DESCRIPTION OF THE TASK:
Reproduce the listing below in full and without alteration, apart from its pictures.
● ● ● ●
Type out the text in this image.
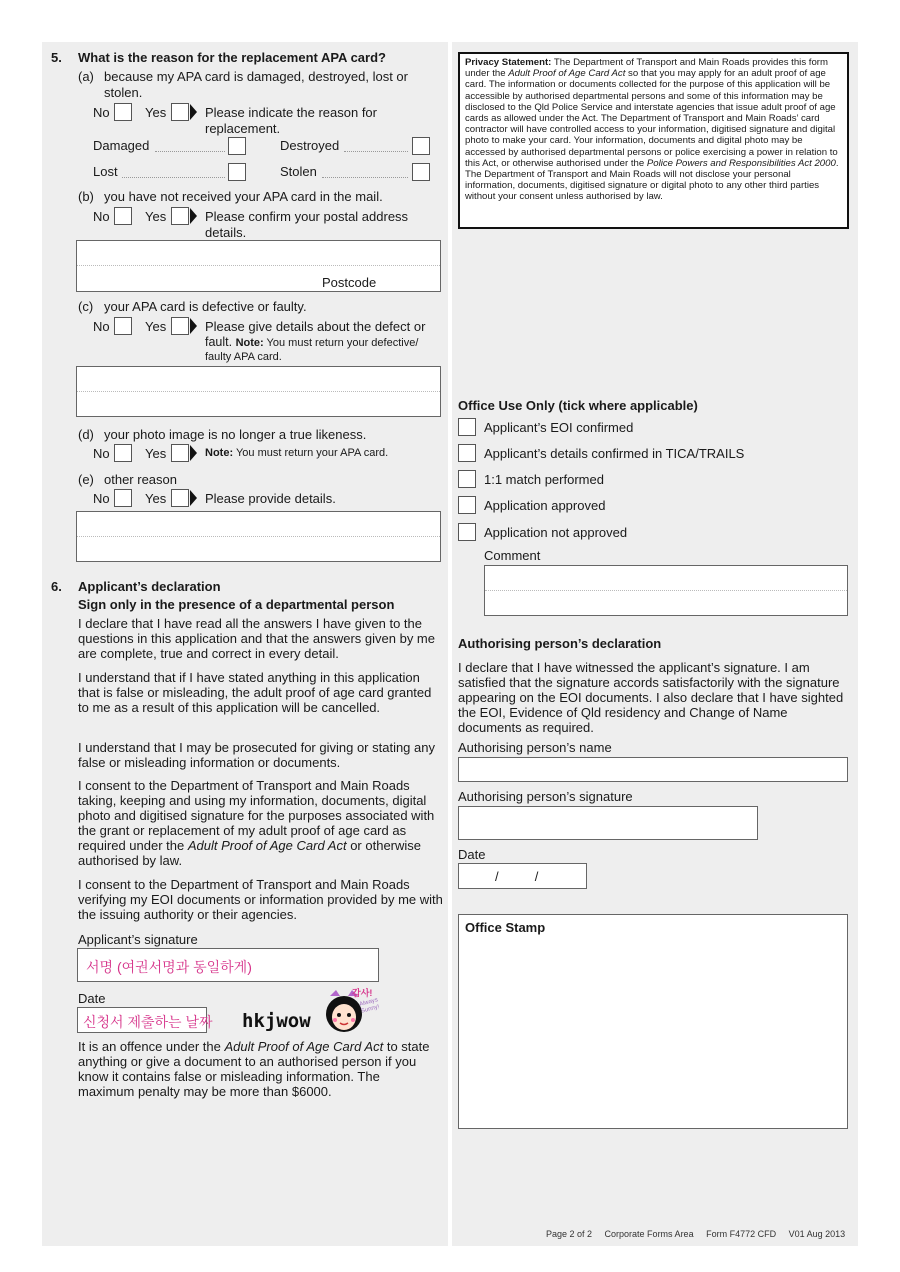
5. What is the reason for the replacement APA card?
(a) because my APA card is damaged, destroyed, lost or
stolen.
No	Yes	Please indicate the reason for
replacement.
Damaged	Destroyed
Lost	Stolen
(b) you have not received your APA card in the mail.
No	Yes	Please confirm your postal address
details.
Postcode
(c) your APA card is defective or faulty.
No	Yes	Please give details about the defect or
fault. Note: You must return your defective/
faulty APA card.
(d) your photo image is no longer a true likeness.
No	Yes	Note: You must return your APA card.
(e) other reason
No	Yes	Please provide details.
6. Applicant’s declaration
Sign only in the presence of a departmental person
I declare that I have read all the answers I have given to the questions in this application and that the answers given by me are complete, true and correct in every detail.
I understand that if I have stated anything in this application that is false or misleading, the adult proof of age card granted to me as a result of this application will be cancelled.
I understand that I may be prosecuted for giving or stating any false or misleading information or documents.
I consent to the Department of Transport and Main Roads taking, keeping and using my information, documents, digital photo and digitised signature for the purposes associated with the grant or replacement of my adult proof of age card as required under the Adult Proof of Age Card Act or otherwise authorised by law.
I consent to the Department of Transport and Main Roads verifying my EOI documents or information provided by me with the issuing authority or their agencies.
Applicant’s signature
서명 (여권서명과 동일하게)
Date
신청서 제출하는 날짜 hkjwow
감사!
Always Sunny!
It is an offence under the Adult Proof of Age Card Act to state anything or give a document to an authorised person if you know it contains false or misleading information. The maximum penalty may be more than $6000.
Privacy Statement: The Department of Transport and Main Roads provides this form under the Adult Proof of Age Card Act so that you may apply for an adult proof of age card. The information or documents collected for the purpose of this application will be accessible by authorised departmental persons and some of this information may be disclosed to the Qld Police Service and interstate agencies that issue adult proof of age cards as allowed under the Act. The Department of Transport and Main Roads’ card contractor will have controlled access to your information, digitised signature and digital photo to make your card. Your information, documents and digital photo may be accessed by authorised departmental persons or police exercising a power in relation to this Act, or otherwise authorised under the Police Powers and Responsibilities Act 2000. The Department of Transport and Main Roads will not disclose your personal information, documents, digitised signature or digital photo to any other third parties without your consent unless authorised by law.
Office Use Only (tick where applicable)
Applicant’s EOI confirmed
Applicant’s details confirmed in TICA/TRAILS
1:1 match performed
Application approved
Application not approved
Comment
Authorising person’s declaration
I declare that I have witnessed the applicant’s signature. I am satisfied that the signature accords satisfactorily with the signature appearing on the EOI documents. I also declare that I have sighted the EOI, Evidence of Qld residency and Change of Name documents as required.
Authorising person’s name
Authorising person’s signature
Date
/          /
Office Stamp
Page 2 of 2     Corporate Forms Area     Form F4772 CFD     V01 Aug 2013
● ● ● ●
TASK RESPONSE:
Type out the text in this image.
5. What is the reason for the replacement APA card?
(a) because my APA card is damaged, destroyed, lost or
stolen.
No	Yes	Please indicate the reason for
replacement.
Damaged	Destroyed
Lost	Stolen
(b) you have not received your APA card in the mail.
No	Yes	Please confirm your postal address
details.
Postcode
(c) your APA card is defective or faulty.
No	Yes	Please give details about the defect or
fault. Note: You must return your defective/
faulty APA card.
(d) your photo image is no longer a true likeness.
No	Yes	Note: You must return your APA card.
(e) other reason
No	Yes	Please provide details.
6. Applicant’s declaration
Sign only in the presence of a departmental person
I declare that I have read all the answers I have given to the questions in this application and that the answers given by me are complete, true and correct in every detail.
I understand that if I have stated anything in this application that is false or misleading, the adult proof of age card granted to me as a result of this application will be cancelled.
I understand that I may be prosecuted for giving or stating any false or misleading information or documents.
I consent to the Department of Transport and Main Roads taking, keeping and using my information, documents, digital photo and digitised signature for the purposes associated with the grant or replacement of my adult proof of age card as required under the Adult Proof of Age Card Act or otherwise authorised by law.
I consent to the Department of Transport and Main Roads verifying my EOI documents or information provided by me with the issuing authority or their agencies.
Applicant’s signature
서명 (여권서명과 동일하게)
Date
신청서 제출하는 날짜 hkjwow
감사!
Always Sunny!
It is an offence under the Adult Proof of Age Card Act to state anything or give a document to an authorised person if you know it contains false or misleading information. The maximum penalty may be more than $6000.
Privacy Statement: The Department of Transport and Main Roads provides this form under the Adult Proof of Age Card Act so that you may apply for an adult proof of age card. The information or documents collected for the purpose of this application will be accessible by authorised departmental persons and some of this information may be disclosed to the Qld Police Service and interstate agencies that issue adult proof of age cards as allowed under the Act. The Department of Transport and Main Roads’ card contractor will have controlled access to your information, digitised signature and digital photo to make your card. Your information, documents and digital photo may be accessed by authorised departmental persons or police exercising a power in relation to this Act, or otherwise authorised under the Police Powers and Responsibilities Act 2000. The Department of Transport and Main Roads will not disclose your personal information, documents, digitised signature or digital photo to any other third parties without your consent unless authorised by law.
Office Use Only (tick where applicable)
Applicant’s EOI confirmed
Applicant’s details confirmed in TICA/TRAILS
1:1 match performed
Application approved
Application not approved
Comment
Authorising person’s declaration
I declare that I have witnessed the applicant’s signature. I am satisfied that the signature accords satisfactorily with the signature appearing on the EOI documents. I also declare that I have sighted the EOI, Evidence of Qld residency and Change of Name documents as required.
Authorising person’s name
Authorising person’s signature
Date
/          /
Office Stamp
Page 2 of 2     Corporate Forms Area     Form F4772 CFD     V01 Aug 2013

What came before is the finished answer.